» **Information given**:
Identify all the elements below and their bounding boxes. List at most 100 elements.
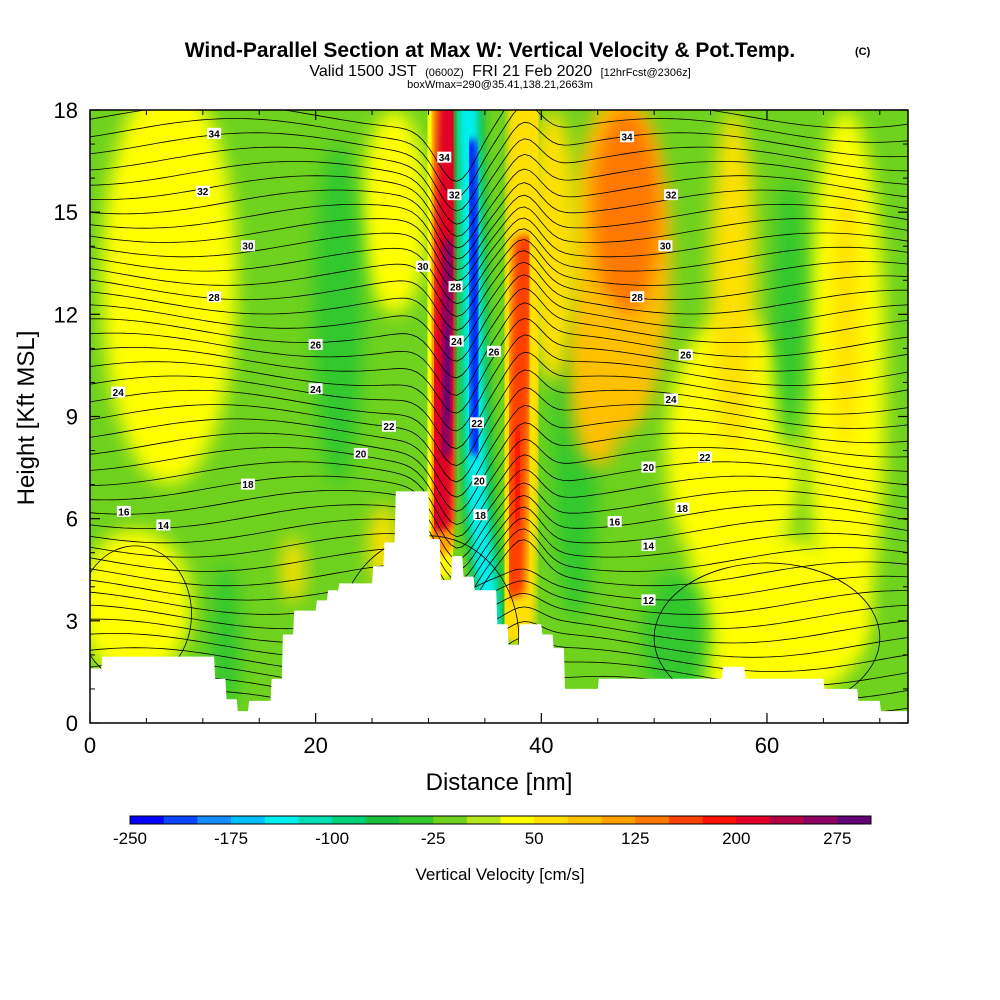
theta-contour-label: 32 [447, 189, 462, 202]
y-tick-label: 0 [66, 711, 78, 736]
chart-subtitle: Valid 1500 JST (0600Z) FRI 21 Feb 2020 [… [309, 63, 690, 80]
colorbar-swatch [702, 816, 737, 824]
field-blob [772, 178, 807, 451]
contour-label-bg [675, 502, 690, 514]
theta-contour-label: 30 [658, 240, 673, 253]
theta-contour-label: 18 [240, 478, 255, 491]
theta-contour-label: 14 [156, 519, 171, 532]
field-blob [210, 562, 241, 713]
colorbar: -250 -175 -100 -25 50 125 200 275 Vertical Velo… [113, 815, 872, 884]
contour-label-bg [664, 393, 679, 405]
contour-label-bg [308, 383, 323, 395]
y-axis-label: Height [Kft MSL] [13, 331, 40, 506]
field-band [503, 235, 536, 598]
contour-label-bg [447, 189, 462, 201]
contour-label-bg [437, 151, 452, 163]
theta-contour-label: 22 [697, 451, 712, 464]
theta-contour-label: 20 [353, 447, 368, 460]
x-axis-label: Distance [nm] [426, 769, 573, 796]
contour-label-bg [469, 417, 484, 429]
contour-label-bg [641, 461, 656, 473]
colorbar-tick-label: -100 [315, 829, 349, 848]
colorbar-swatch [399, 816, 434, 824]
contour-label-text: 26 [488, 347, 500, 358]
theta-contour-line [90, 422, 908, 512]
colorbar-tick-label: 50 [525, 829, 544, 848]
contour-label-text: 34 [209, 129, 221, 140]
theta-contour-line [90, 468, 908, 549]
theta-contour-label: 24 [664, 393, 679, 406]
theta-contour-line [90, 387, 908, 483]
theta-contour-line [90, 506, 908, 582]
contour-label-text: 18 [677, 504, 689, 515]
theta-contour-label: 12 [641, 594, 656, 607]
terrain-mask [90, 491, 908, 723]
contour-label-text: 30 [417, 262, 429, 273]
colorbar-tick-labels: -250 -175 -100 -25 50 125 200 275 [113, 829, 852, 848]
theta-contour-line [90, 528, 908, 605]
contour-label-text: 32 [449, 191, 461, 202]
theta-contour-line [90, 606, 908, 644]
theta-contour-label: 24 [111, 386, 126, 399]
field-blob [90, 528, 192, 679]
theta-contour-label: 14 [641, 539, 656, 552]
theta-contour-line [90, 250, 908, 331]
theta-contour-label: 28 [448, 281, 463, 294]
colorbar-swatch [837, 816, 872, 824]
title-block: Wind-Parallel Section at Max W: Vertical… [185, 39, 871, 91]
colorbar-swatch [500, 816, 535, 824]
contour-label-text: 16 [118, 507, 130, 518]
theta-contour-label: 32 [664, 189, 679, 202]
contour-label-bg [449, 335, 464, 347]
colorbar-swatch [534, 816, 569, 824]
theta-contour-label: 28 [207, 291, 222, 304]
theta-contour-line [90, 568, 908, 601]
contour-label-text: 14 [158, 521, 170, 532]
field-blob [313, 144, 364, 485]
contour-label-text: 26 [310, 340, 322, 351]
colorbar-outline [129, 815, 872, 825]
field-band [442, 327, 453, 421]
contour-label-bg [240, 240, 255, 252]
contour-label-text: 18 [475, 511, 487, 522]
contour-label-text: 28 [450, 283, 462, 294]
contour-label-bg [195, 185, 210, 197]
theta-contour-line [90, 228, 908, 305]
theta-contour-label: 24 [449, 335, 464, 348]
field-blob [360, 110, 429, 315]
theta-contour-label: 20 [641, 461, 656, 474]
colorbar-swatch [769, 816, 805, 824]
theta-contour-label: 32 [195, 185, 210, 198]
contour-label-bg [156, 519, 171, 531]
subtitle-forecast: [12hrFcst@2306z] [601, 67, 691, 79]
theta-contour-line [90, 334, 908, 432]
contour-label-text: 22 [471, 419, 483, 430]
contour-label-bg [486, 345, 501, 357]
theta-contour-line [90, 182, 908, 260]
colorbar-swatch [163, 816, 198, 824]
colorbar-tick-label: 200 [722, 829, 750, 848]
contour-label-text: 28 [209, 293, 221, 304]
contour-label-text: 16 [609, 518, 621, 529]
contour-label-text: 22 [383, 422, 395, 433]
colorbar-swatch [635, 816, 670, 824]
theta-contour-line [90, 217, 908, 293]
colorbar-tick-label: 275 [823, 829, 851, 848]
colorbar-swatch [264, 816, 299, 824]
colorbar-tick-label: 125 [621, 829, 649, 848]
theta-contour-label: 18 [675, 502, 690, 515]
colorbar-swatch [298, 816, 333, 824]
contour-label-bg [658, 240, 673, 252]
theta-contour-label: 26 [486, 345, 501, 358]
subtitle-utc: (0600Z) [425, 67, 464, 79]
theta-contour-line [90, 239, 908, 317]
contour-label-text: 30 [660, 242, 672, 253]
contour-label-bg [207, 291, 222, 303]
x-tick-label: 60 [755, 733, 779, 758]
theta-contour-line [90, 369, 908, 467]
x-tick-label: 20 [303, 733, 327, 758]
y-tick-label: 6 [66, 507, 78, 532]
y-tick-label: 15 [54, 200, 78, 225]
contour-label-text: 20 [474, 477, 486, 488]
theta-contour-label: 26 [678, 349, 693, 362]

» **Instructions to follow**:
Copy out all of the data above verbatim, line for line, leaving out the picture.

» **Solution to the problem**:
Identify all the elements below and their bounding boxes. List at most 100 elements.
theta-contour-label: 32 [447, 189, 462, 202]
y-tick-label: 0 [66, 711, 78, 736]
chart-subtitle: Valid 1500 JST (0600Z) FRI 21 Feb 2020 [… [309, 63, 690, 80]
colorbar-swatch [702, 816, 737, 824]
field-blob [772, 178, 807, 451]
contour-label-bg [675, 502, 690, 514]
theta-contour-label: 30 [658, 240, 673, 253]
theta-contour-label: 18 [240, 478, 255, 491]
theta-contour-label: 14 [156, 519, 171, 532]
field-blob [210, 562, 241, 713]
colorbar: -250 -175 -100 -25 50 125 200 275 Vertical Velo… [113, 815, 872, 884]
contour-label-bg [664, 393, 679, 405]
contour-label-bg [308, 383, 323, 395]
y-axis-label: Height [Kft MSL] [13, 331, 40, 506]
field-band [503, 235, 536, 598]
contour-label-bg [447, 189, 462, 201]
contour-label-bg [437, 151, 452, 163]
theta-contour-label: 22 [697, 451, 712, 464]
theta-contour-label: 20 [353, 447, 368, 460]
x-axis-label: Distance [nm] [426, 769, 573, 796]
contour-label-bg [469, 417, 484, 429]
contour-label-bg [641, 461, 656, 473]
colorbar-tick-label: -100 [315, 829, 349, 848]
colorbar-swatch [399, 816, 434, 824]
contour-label-text: 26 [488, 347, 500, 358]
theta-contour-line [90, 422, 908, 512]
colorbar-tick-label: 50 [525, 829, 544, 848]
contour-label-text: 34 [209, 129, 221, 140]
theta-contour-line [90, 468, 908, 549]
theta-contour-label: 24 [664, 393, 679, 406]
theta-contour-line [90, 387, 908, 483]
theta-contour-line [90, 506, 908, 582]
contour-label-text: 18 [677, 504, 689, 515]
theta-contour-label: 12 [641, 594, 656, 607]
terrain-mask [90, 491, 908, 723]
contour-label-text: 30 [417, 262, 429, 273]
colorbar-tick-labels: -250 -175 -100 -25 50 125 200 275 [113, 829, 852, 848]
theta-contour-line [90, 528, 908, 605]
contour-label-text: 32 [449, 191, 461, 202]
theta-contour-line [90, 606, 908, 644]
theta-contour-label: 24 [111, 386, 126, 399]
field-blob [90, 528, 192, 679]
theta-contour-label: 14 [641, 539, 656, 552]
theta-contour-line [90, 250, 908, 331]
theta-contour-label: 28 [448, 281, 463, 294]
colorbar-swatch [837, 816, 872, 824]
title-block: Wind-Parallel Section at Max W: Vertical… [185, 39, 871, 91]
colorbar-swatch [500, 816, 535, 824]
contour-label-text: 16 [118, 507, 130, 518]
theta-contour-label: 32 [664, 189, 679, 202]
contour-label-bg [449, 335, 464, 347]
colorbar-swatch [534, 816, 569, 824]
theta-contour-label: 28 [207, 291, 222, 304]
theta-contour-line [90, 568, 908, 601]
contour-label-text: 14 [158, 521, 170, 532]
field-blob [313, 144, 364, 485]
contour-label-text: 26 [310, 340, 322, 351]
colorbar-outline [129, 815, 872, 825]
field-band [442, 327, 453, 421]
contour-label-bg [240, 240, 255, 252]
contour-label-text: 18 [475, 511, 487, 522]
contour-label-text: 28 [450, 283, 462, 294]
contour-label-bg [195, 185, 210, 197]
theta-contour-line [90, 228, 908, 305]
theta-contour-label: 24 [449, 335, 464, 348]
field-blob [360, 110, 429, 315]
theta-contour-label: 20 [641, 461, 656, 474]
colorbar-swatch [769, 816, 805, 824]
theta-contour-label: 32 [195, 185, 210, 198]
contour-label-bg [156, 519, 171, 531]
subtitle-forecast: [12hrFcst@2306z] [601, 67, 691, 79]
theta-contour-line [90, 334, 908, 432]
contour-label-text: 22 [471, 419, 483, 430]
contour-label-bg [486, 345, 501, 357]
theta-contour-line [90, 182, 908, 260]
colorbar-swatch [163, 816, 198, 824]
colorbar-tick-label: 200 [722, 829, 750, 848]
contour-label-text: 28 [209, 293, 221, 304]
contour-label-text: 16 [609, 518, 621, 529]
contour-label-text: 22 [383, 422, 395, 433]
colorbar-swatch [635, 816, 670, 824]
theta-contour-line [90, 217, 908, 293]
colorbar-tick-label: 275 [823, 829, 851, 848]
colorbar-swatch [264, 816, 299, 824]
colorbar-tick-label: 125 [621, 829, 649, 848]
theta-contour-label: 18 [675, 502, 690, 515]
colorbar-swatch [298, 816, 333, 824]
contour-label-bg [658, 240, 673, 252]
theta-contour-label: 26 [486, 345, 501, 358]
subtitle-utc: (0600Z) [425, 67, 464, 79]
theta-contour-line [90, 239, 908, 317]
contour-label-text: 30 [660, 242, 672, 253]
contour-label-bg [207, 291, 222, 303]
x-tick-label: 60 [755, 733, 779, 758]
theta-contour-line [90, 369, 908, 467]
x-tick-label: 20 [303, 733, 327, 758]
y-tick-label: 6 [66, 507, 78, 532]
y-tick-label: 15 [54, 200, 78, 225]
contour-label-text: 20 [474, 477, 486, 488]
theta-contour-label: 26 [678, 349, 693, 362]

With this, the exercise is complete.